» **Stated exercise**:
Produce an exact copy of all the records.

» **Provided records**:
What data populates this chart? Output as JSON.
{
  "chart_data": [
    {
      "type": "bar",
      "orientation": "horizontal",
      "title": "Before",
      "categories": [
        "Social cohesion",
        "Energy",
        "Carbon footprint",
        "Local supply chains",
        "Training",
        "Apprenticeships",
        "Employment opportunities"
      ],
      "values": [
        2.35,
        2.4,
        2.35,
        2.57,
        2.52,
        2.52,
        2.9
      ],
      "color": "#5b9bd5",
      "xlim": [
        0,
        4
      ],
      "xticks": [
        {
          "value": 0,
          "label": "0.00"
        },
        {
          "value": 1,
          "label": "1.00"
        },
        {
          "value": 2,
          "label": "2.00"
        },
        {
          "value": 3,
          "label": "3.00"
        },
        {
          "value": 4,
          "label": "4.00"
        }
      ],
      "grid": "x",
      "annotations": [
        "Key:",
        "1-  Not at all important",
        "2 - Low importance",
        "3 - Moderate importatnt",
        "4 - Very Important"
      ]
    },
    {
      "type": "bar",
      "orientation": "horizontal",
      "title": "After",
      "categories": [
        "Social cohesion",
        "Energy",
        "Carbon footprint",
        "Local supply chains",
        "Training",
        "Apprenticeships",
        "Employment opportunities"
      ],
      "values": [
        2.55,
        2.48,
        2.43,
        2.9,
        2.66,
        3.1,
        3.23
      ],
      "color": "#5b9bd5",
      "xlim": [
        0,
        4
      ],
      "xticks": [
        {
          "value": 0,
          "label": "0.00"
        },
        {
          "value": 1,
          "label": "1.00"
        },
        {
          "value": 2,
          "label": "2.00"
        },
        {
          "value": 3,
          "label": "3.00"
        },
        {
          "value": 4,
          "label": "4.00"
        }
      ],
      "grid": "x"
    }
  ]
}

» **Answer to the task**:
What data populates this chart? Output as JSON.
{
  "chart_data": [
    {
      "type": "bar",
      "orientation": "horizontal",
      "title": "Before",
      "categories": [
        "Social cohesion",
        "Energy",
        "Carbon footprint",
        "Local supply chains",
        "Training",
        "Apprenticeships",
        "Employment opportunities"
      ],
      "values": [
        2.35,
        2.4,
        2.35,
        2.57,
        2.52,
        2.52,
        2.9
      ],
      "color": "#5b9bd5",
      "xlim": [
        0,
        4
      ],
      "xticks": [
        {
          "value": 0,
          "label": "0.00"
        },
        {
          "value": 1,
          "label": "1.00"
        },
        {
          "value": 2,
          "label": "2.00"
        },
        {
          "value": 3,
          "label": "3.00"
        },
        {
          "value": 4,
          "label": "4.00"
        }
      ],
      "grid": "x",
      "annotations": [
        "Key:",
        "1-  Not at all important",
        "2 - Low importance",
        "3 - Moderate importatnt",
        "4 - Very Important"
      ]
    },
    {
      "type": "bar",
      "orientation": "horizontal",
      "title": "After",
      "categories": [
        "Social cohesion",
        "Energy",
        "Carbon footprint",
        "Local supply chains",
        "Training",
        "Apprenticeships",
        "Employment opportunities"
      ],
      "values": [
        2.55,
        2.48,
        2.43,
        2.9,
        2.66,
        3.1,
        3.23
      ],
      "color": "#5b9bd5",
      "xlim": [
        0,
        4
      ],
      "xticks": [
        {
          "value": 0,
          "label": "0.00"
        },
        {
          "value": 1,
          "label": "1.00"
        },
        {
          "value": 2,
          "label": "2.00"
        },
        {
          "value": 3,
          "label": "3.00"
        },
        {
          "value": 4,
          "label": "4.00"
        }
      ],
      "grid": "x"
    }
  ]
}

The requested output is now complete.